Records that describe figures
——————

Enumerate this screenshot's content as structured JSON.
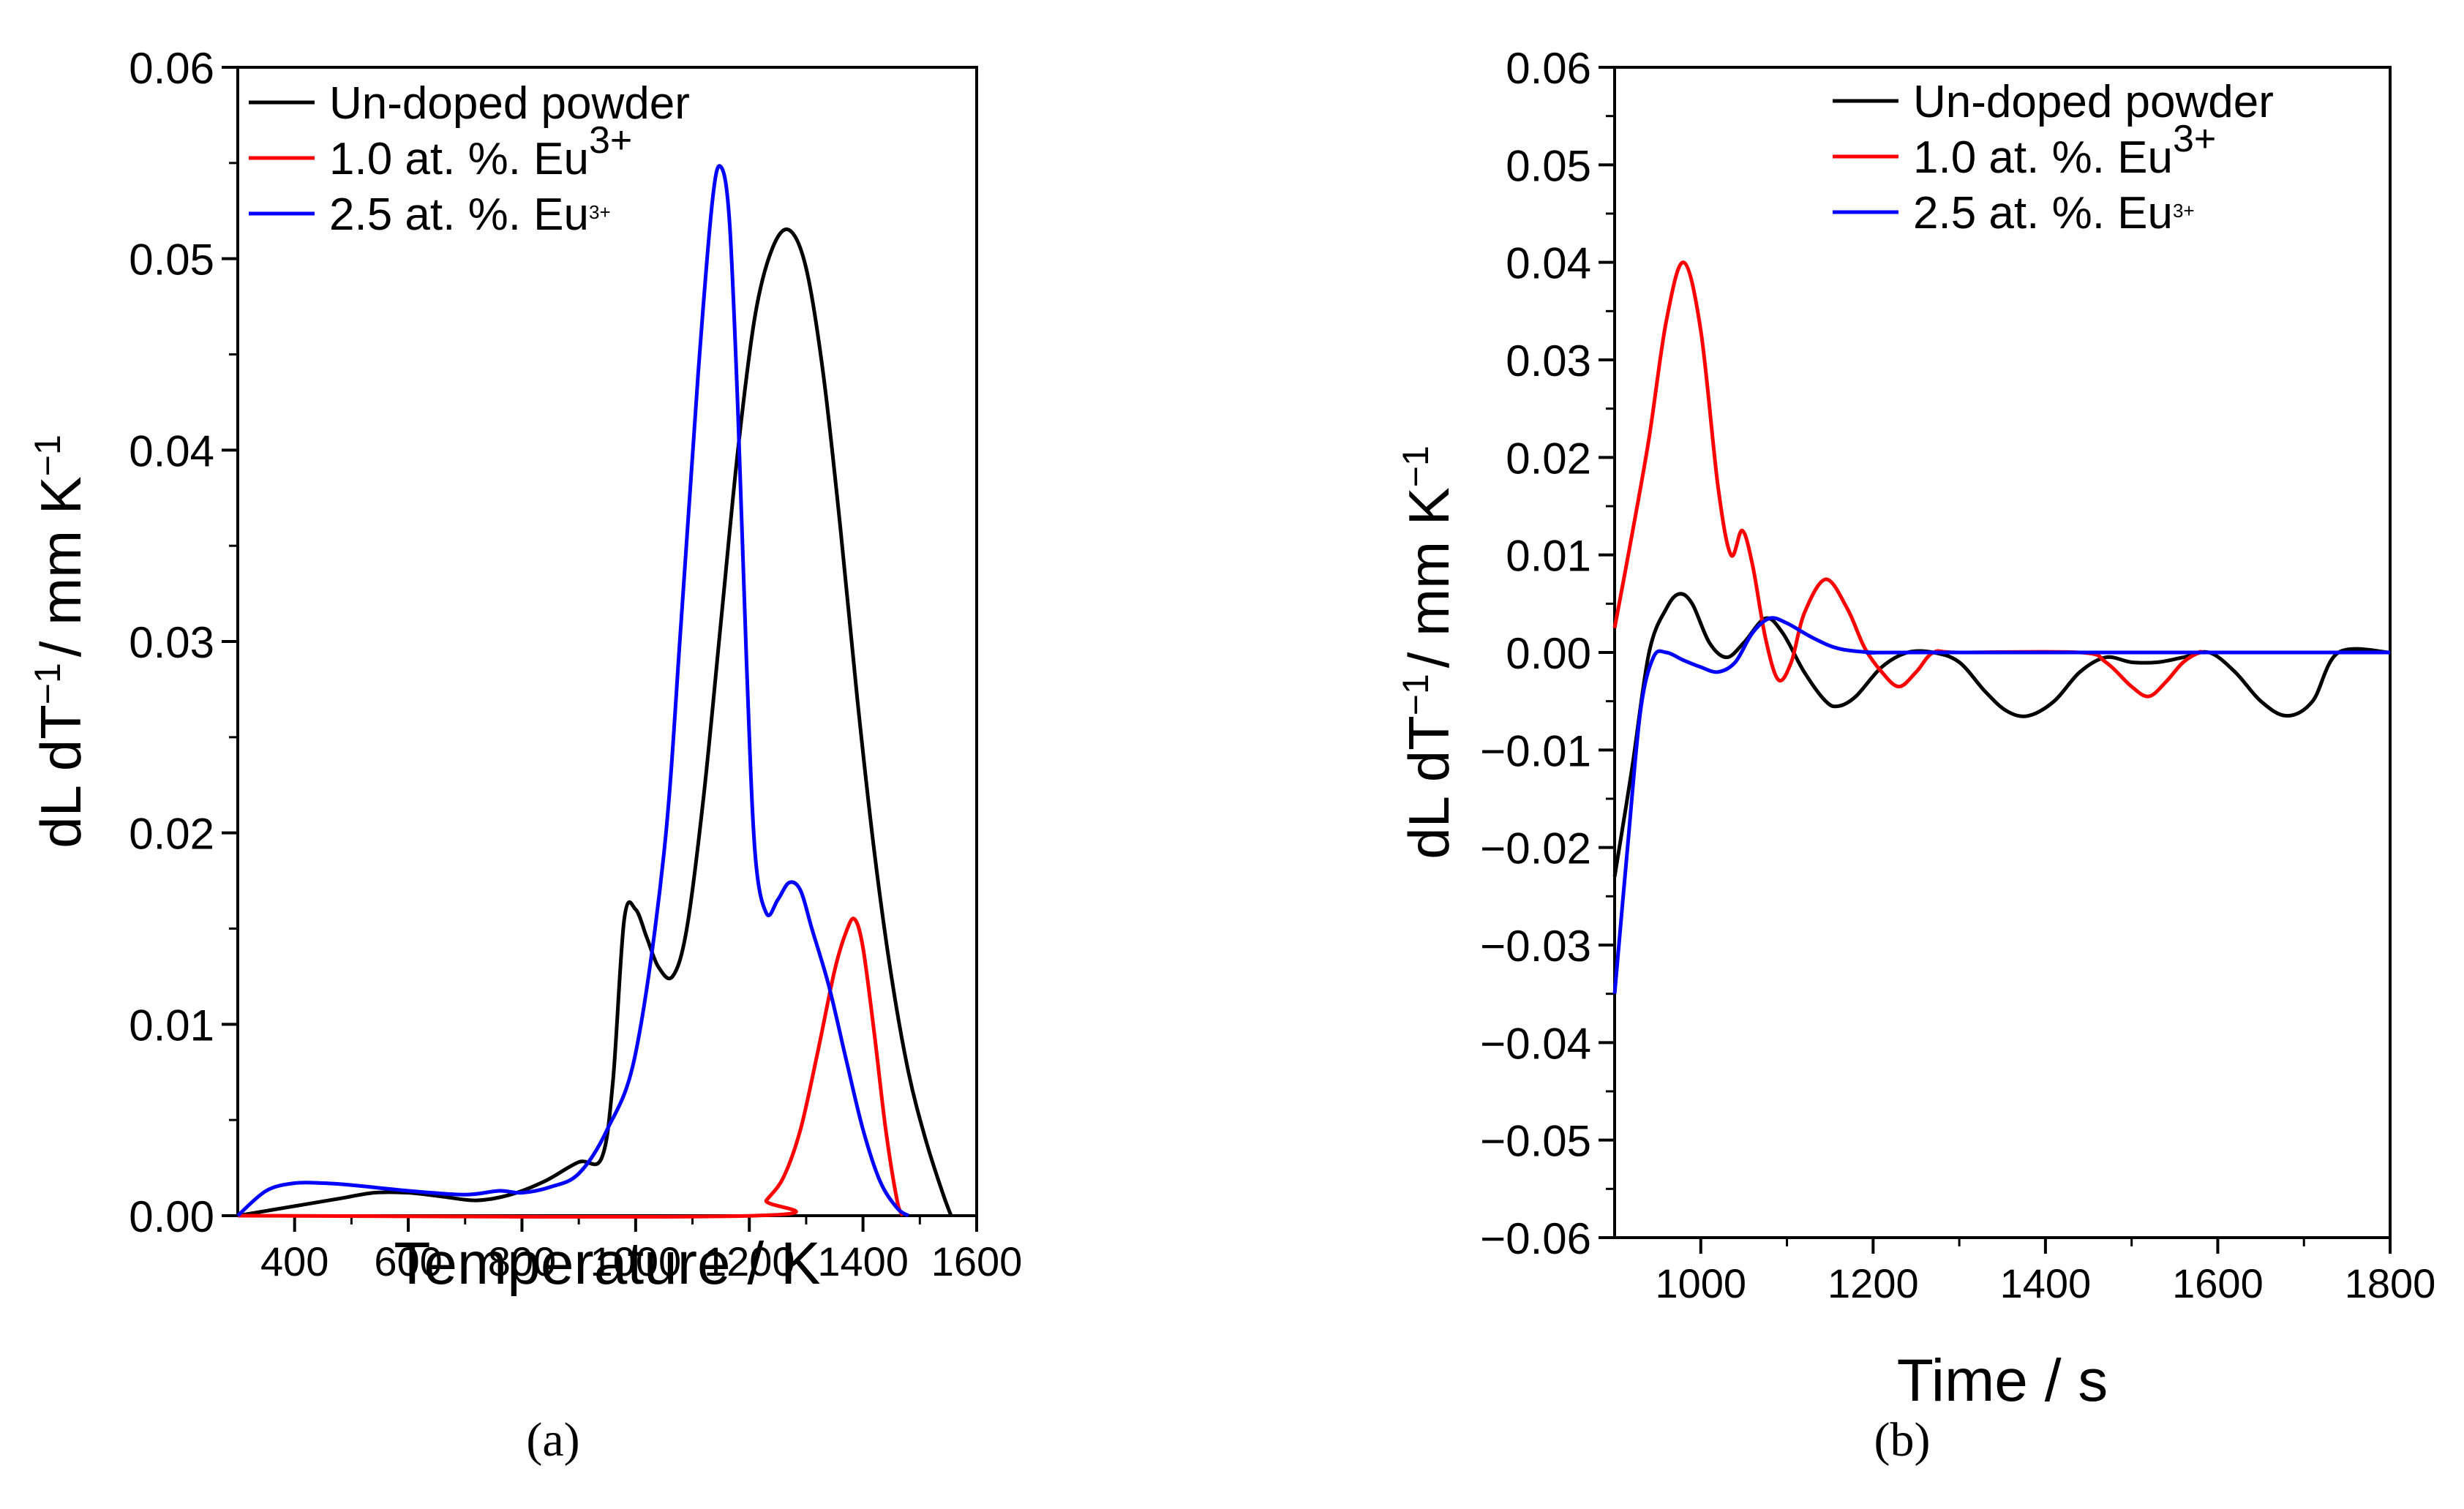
{
  "chart_data": [
    {
      "type": "line",
      "panel_label": "(a)",
      "title": "",
      "xlabel": "Temperature / K",
      "ylabel_parts": [
        "dL dT",
        "−1",
        "/ mm K",
        "−1"
      ],
      "xlim": [
        300,
        1600
      ],
      "ylim": [
        0,
        0.06
      ],
      "xticks": [
        400,
        600,
        800,
        1000,
        1200,
        1400,
        1600
      ],
      "xtick_labels": [
        "400",
        "600",
        "800",
        "1000",
        "1200",
        "1400",
        "1600"
      ],
      "yticks": [
        0,
        0.01,
        0.02,
        0.03,
        0.04,
        0.05,
        0.06
      ],
      "ytick_labels": [
        "0.00",
        "0.01",
        "0.02",
        "0.03",
        "0.04",
        "0.05",
        "0.06"
      ],
      "grid": false,
      "legend_position": "top-left",
      "series": [
        {
          "name": "Un-doped powder",
          "legend_text": "Un-doped powder",
          "legend_sup": "",
          "color": "#000000",
          "x": [
            300,
            360,
            420,
            480,
            540,
            600,
            660,
            720,
            780,
            840,
            900,
            940,
            960,
            980,
            1000,
            1020,
            1040,
            1065,
            1090,
            1120,
            1150,
            1180,
            1210,
            1240,
            1270,
            1300,
            1330,
            1360,
            1390,
            1420,
            1450,
            1480,
            1510,
            1540,
            1555
          ],
          "values": [
            0.0,
            0.0003,
            0.0006,
            0.0009,
            0.0012,
            0.0012,
            0.001,
            0.0008,
            0.0011,
            0.0018,
            0.0028,
            0.003,
            0.007,
            0.0155,
            0.016,
            0.0145,
            0.013,
            0.0125,
            0.015,
            0.022,
            0.031,
            0.04,
            0.047,
            0.0505,
            0.0515,
            0.0495,
            0.044,
            0.036,
            0.027,
            0.019,
            0.0125,
            0.0075,
            0.004,
            0.0012,
            0.0
          ]
        },
        {
          "name": "1.0 at. %. Eu3+",
          "legend_text": "1.0 at. %. Eu",
          "legend_sup": "3+",
          "color": "#ff0000",
          "x": [
            300,
            1210,
            1230,
            1260,
            1290,
            1320,
            1350,
            1370,
            1385,
            1400,
            1420,
            1440,
            1460,
            1470
          ],
          "values": [
            0.0,
            0.0,
            0.0008,
            0.002,
            0.0045,
            0.0085,
            0.0128,
            0.0148,
            0.0155,
            0.014,
            0.0095,
            0.0045,
            0.0008,
            0.0
          ]
        },
        {
          "name": "2.5 at. %. Eu3+",
          "legend_text": "2.5 at. %. Eu",
          "legend_sup": "3+",
          "color": "#0000ff",
          "x": [
            300,
            350,
            400,
            450,
            500,
            600,
            700,
            760,
            800,
            850,
            900,
            950,
            1000,
            1050,
            1080,
            1110,
            1135,
            1150,
            1165,
            1180,
            1195,
            1210,
            1230,
            1250,
            1270,
            1290,
            1310,
            1340,
            1370,
            1400,
            1430,
            1460,
            1480
          ],
          "values": [
            0.0,
            0.0013,
            0.0017,
            0.0017,
            0.0016,
            0.0013,
            0.0011,
            0.0013,
            0.0012,
            0.0015,
            0.0022,
            0.0045,
            0.0085,
            0.019,
            0.031,
            0.044,
            0.053,
            0.0548,
            0.052,
            0.042,
            0.029,
            0.019,
            0.0158,
            0.0165,
            0.0174,
            0.017,
            0.015,
            0.012,
            0.0082,
            0.0045,
            0.0018,
            0.0004,
            0.0
          ]
        }
      ]
    },
    {
      "type": "line",
      "panel_label": "(b)",
      "title": "",
      "xlabel": "Time / s",
      "ylabel_parts": [
        "dL dT",
        "−1",
        "/ mm K",
        "−1"
      ],
      "xlim": [
        900,
        1800
      ],
      "ylim": [
        -0.06,
        0.06
      ],
      "xticks": [
        1000,
        1200,
        1400,
        1600,
        1800
      ],
      "xtick_labels": [
        "1000",
        "1200",
        "1400",
        "1600",
        "1800"
      ],
      "yticks": [
        -0.06,
        -0.05,
        -0.04,
        -0.03,
        -0.02,
        -0.01,
        0,
        0.01,
        0.02,
        0.03,
        0.04,
        0.05,
        0.06
      ],
      "ytick_labels": [
        "−0.06",
        "−0.05",
        "−0.04",
        "−0.03",
        "−0.02",
        "−0.01",
        "0.00",
        "0.01",
        "0.02",
        "0.03",
        "0.04",
        "0.05",
        "0.06"
      ],
      "grid": false,
      "legend_position": "top-right",
      "series": [
        {
          "name": "Un-doped powder",
          "legend_text": "Un-doped powder",
          "legend_sup": "",
          "color": "#000000",
          "x": [
            900,
            920,
            940,
            960,
            975,
            990,
            1010,
            1030,
            1050,
            1075,
            1095,
            1120,
            1145,
            1160,
            1180,
            1210,
            1240,
            1270,
            1300,
            1330,
            1355,
            1380,
            1410,
            1440,
            1470,
            1500,
            1530,
            1560,
            1590,
            1620,
            1650,
            1680,
            1710,
            1740,
            1800
          ],
          "values": [
            -0.023,
            -0.012,
            0.0,
            0.0045,
            0.006,
            0.005,
            0.001,
            -0.0005,
            0.001,
            0.0035,
            0.002,
            -0.002,
            -0.005,
            -0.0055,
            -0.0045,
            -0.0015,
            0.0,
            0.0,
            -0.001,
            -0.004,
            -0.006,
            -0.0065,
            -0.005,
            -0.002,
            -0.0005,
            -0.001,
            -0.001,
            -0.0005,
            0.0,
            -0.002,
            -0.005,
            -0.0065,
            -0.005,
            0.0,
            0.0
          ]
        },
        {
          "name": "1.0 at. %. Eu3+",
          "legend_text": "1.0 at. %. Eu",
          "legend_sup": "3+",
          "color": "#ff0000",
          "x": [
            900,
            920,
            940,
            960,
            980,
            1000,
            1020,
            1035,
            1048,
            1060,
            1075,
            1090,
            1105,
            1120,
            1145,
            1170,
            1190,
            1210,
            1230,
            1250,
            1270,
            1300,
            1440,
            1470,
            1500,
            1520,
            1540,
            1560,
            1580,
            1600,
            1800
          ],
          "values": [
            0.0025,
            0.012,
            0.022,
            0.034,
            0.04,
            0.033,
            0.017,
            0.01,
            0.0125,
            0.009,
            0.0015,
            -0.0028,
            -0.001,
            0.004,
            0.0075,
            0.0045,
            0.0005,
            -0.002,
            -0.0035,
            -0.002,
            0.0,
            0.0,
            0.0,
            -0.001,
            -0.0035,
            -0.0045,
            -0.003,
            -0.001,
            0.0,
            0.0,
            0.0
          ]
        },
        {
          "name": "2.5 at. %. Eu3+",
          "legend_text": "2.5 at. %. Eu",
          "legend_sup": "3+",
          "color": "#0000ff",
          "x": [
            900,
            915,
            930,
            945,
            960,
            980,
            1000,
            1020,
            1040,
            1060,
            1080,
            1100,
            1130,
            1160,
            1200,
            1250,
            1800
          ],
          "values": [
            -0.035,
            -0.02,
            -0.006,
            -0.0005,
            0.0,
            -0.0008,
            -0.0015,
            -0.002,
            -0.001,
            0.002,
            0.0035,
            0.003,
            0.0015,
            0.0004,
            0.0,
            0.0,
            0.0
          ]
        }
      ]
    }
  ]
}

——————

Short problem
Without the pictures, extract every entry verbatim.

Reply
Enumerate this screenshot's content as structured JSON.
{
  "chart_data": [
    {
      "type": "line",
      "panel_label": "(a)",
      "title": "",
      "xlabel": "Temperature / K",
      "ylabel_parts": [
        "dL dT",
        "−1",
        "/ mm K",
        "−1"
      ],
      "xlim": [
        300,
        1600
      ],
      "ylim": [
        0,
        0.06
      ],
      "xticks": [
        400,
        600,
        800,
        1000,
        1200,
        1400,
        1600
      ],
      "xtick_labels": [
        "400",
        "600",
        "800",
        "1000",
        "1200",
        "1400",
        "1600"
      ],
      "yticks": [
        0,
        0.01,
        0.02,
        0.03,
        0.04,
        0.05,
        0.06
      ],
      "ytick_labels": [
        "0.00",
        "0.01",
        "0.02",
        "0.03",
        "0.04",
        "0.05",
        "0.06"
      ],
      "grid": false,
      "legend_position": "top-left",
      "series": [
        {
          "name": "Un-doped powder",
          "legend_text": "Un-doped powder",
          "legend_sup": "",
          "color": "#000000",
          "x": [
            300,
            360,
            420,
            480,
            540,
            600,
            660,
            720,
            780,
            840,
            900,
            940,
            960,
            980,
            1000,
            1020,
            1040,
            1065,
            1090,
            1120,
            1150,
            1180,
            1210,
            1240,
            1270,
            1300,
            1330,
            1360,
            1390,
            1420,
            1450,
            1480,
            1510,
            1540,
            1555
          ],
          "values": [
            0.0,
            0.0003,
            0.0006,
            0.0009,
            0.0012,
            0.0012,
            0.001,
            0.0008,
            0.0011,
            0.0018,
            0.0028,
            0.003,
            0.007,
            0.0155,
            0.016,
            0.0145,
            0.013,
            0.0125,
            0.015,
            0.022,
            0.031,
            0.04,
            0.047,
            0.0505,
            0.0515,
            0.0495,
            0.044,
            0.036,
            0.027,
            0.019,
            0.0125,
            0.0075,
            0.004,
            0.0012,
            0.0
          ]
        },
        {
          "name": "1.0 at. %. Eu3+",
          "legend_text": "1.0 at. %. Eu",
          "legend_sup": "3+",
          "color": "#ff0000",
          "x": [
            300,
            1210,
            1230,
            1260,
            1290,
            1320,
            1350,
            1370,
            1385,
            1400,
            1420,
            1440,
            1460,
            1470
          ],
          "values": [
            0.0,
            0.0,
            0.0008,
            0.002,
            0.0045,
            0.0085,
            0.0128,
            0.0148,
            0.0155,
            0.014,
            0.0095,
            0.0045,
            0.0008,
            0.0
          ]
        },
        {
          "name": "2.5 at. %. Eu3+",
          "legend_text": "2.5 at. %. Eu",
          "legend_sup": "3+",
          "color": "#0000ff",
          "x": [
            300,
            350,
            400,
            450,
            500,
            600,
            700,
            760,
            800,
            850,
            900,
            950,
            1000,
            1050,
            1080,
            1110,
            1135,
            1150,
            1165,
            1180,
            1195,
            1210,
            1230,
            1250,
            1270,
            1290,
            1310,
            1340,
            1370,
            1400,
            1430,
            1460,
            1480
          ],
          "values": [
            0.0,
            0.0013,
            0.0017,
            0.0017,
            0.0016,
            0.0013,
            0.0011,
            0.0013,
            0.0012,
            0.0015,
            0.0022,
            0.0045,
            0.0085,
            0.019,
            0.031,
            0.044,
            0.053,
            0.0548,
            0.052,
            0.042,
            0.029,
            0.019,
            0.0158,
            0.0165,
            0.0174,
            0.017,
            0.015,
            0.012,
            0.0082,
            0.0045,
            0.0018,
            0.0004,
            0.0
          ]
        }
      ]
    },
    {
      "type": "line",
      "panel_label": "(b)",
      "title": "",
      "xlabel": "Time / s",
      "ylabel_parts": [
        "dL dT",
        "−1",
        "/ mm K",
        "−1"
      ],
      "xlim": [
        900,
        1800
      ],
      "ylim": [
        -0.06,
        0.06
      ],
      "xticks": [
        1000,
        1200,
        1400,
        1600,
        1800
      ],
      "xtick_labels": [
        "1000",
        "1200",
        "1400",
        "1600",
        "1800"
      ],
      "yticks": [
        -0.06,
        -0.05,
        -0.04,
        -0.03,
        -0.02,
        -0.01,
        0,
        0.01,
        0.02,
        0.03,
        0.04,
        0.05,
        0.06
      ],
      "ytick_labels": [
        "−0.06",
        "−0.05",
        "−0.04",
        "−0.03",
        "−0.02",
        "−0.01",
        "0.00",
        "0.01",
        "0.02",
        "0.03",
        "0.04",
        "0.05",
        "0.06"
      ],
      "grid": false,
      "legend_position": "top-right",
      "series": [
        {
          "name": "Un-doped powder",
          "legend_text": "Un-doped powder",
          "legend_sup": "",
          "color": "#000000",
          "x": [
            900,
            920,
            940,
            960,
            975,
            990,
            1010,
            1030,
            1050,
            1075,
            1095,
            1120,
            1145,
            1160,
            1180,
            1210,
            1240,
            1270,
            1300,
            1330,
            1355,
            1380,
            1410,
            1440,
            1470,
            1500,
            1530,
            1560,
            1590,
            1620,
            1650,
            1680,
            1710,
            1740,
            1800
          ],
          "values": [
            -0.023,
            -0.012,
            0.0,
            0.0045,
            0.006,
            0.005,
            0.001,
            -0.0005,
            0.001,
            0.0035,
            0.002,
            -0.002,
            -0.005,
            -0.0055,
            -0.0045,
            -0.0015,
            0.0,
            0.0,
            -0.001,
            -0.004,
            -0.006,
            -0.0065,
            -0.005,
            -0.002,
            -0.0005,
            -0.001,
            -0.001,
            -0.0005,
            0.0,
            -0.002,
            -0.005,
            -0.0065,
            -0.005,
            0.0,
            0.0
          ]
        },
        {
          "name": "1.0 at. %. Eu3+",
          "legend_text": "1.0 at. %. Eu",
          "legend_sup": "3+",
          "color": "#ff0000",
          "x": [
            900,
            920,
            940,
            960,
            980,
            1000,
            1020,
            1035,
            1048,
            1060,
            1075,
            1090,
            1105,
            1120,
            1145,
            1170,
            1190,
            1210,
            1230,
            1250,
            1270,
            1300,
            1440,
            1470,
            1500,
            1520,
            1540,
            1560,
            1580,
            1600,
            1800
          ],
          "values": [
            0.0025,
            0.012,
            0.022,
            0.034,
            0.04,
            0.033,
            0.017,
            0.01,
            0.0125,
            0.009,
            0.0015,
            -0.0028,
            -0.001,
            0.004,
            0.0075,
            0.0045,
            0.0005,
            -0.002,
            -0.0035,
            -0.002,
            0.0,
            0.0,
            0.0,
            -0.001,
            -0.0035,
            -0.0045,
            -0.003,
            -0.001,
            0.0,
            0.0,
            0.0
          ]
        },
        {
          "name": "2.5 at. %. Eu3+",
          "legend_text": "2.5 at. %. Eu",
          "legend_sup": "3+",
          "color": "#0000ff",
          "x": [
            900,
            915,
            930,
            945,
            960,
            980,
            1000,
            1020,
            1040,
            1060,
            1080,
            1100,
            1130,
            1160,
            1200,
            1250,
            1800
          ],
          "values": [
            -0.035,
            -0.02,
            -0.006,
            -0.0005,
            0.0,
            -0.0008,
            -0.0015,
            -0.002,
            -0.001,
            0.002,
            0.0035,
            0.003,
            0.0015,
            0.0004,
            0.0,
            0.0,
            0.0
          ]
        }
      ]
    }
  ]
}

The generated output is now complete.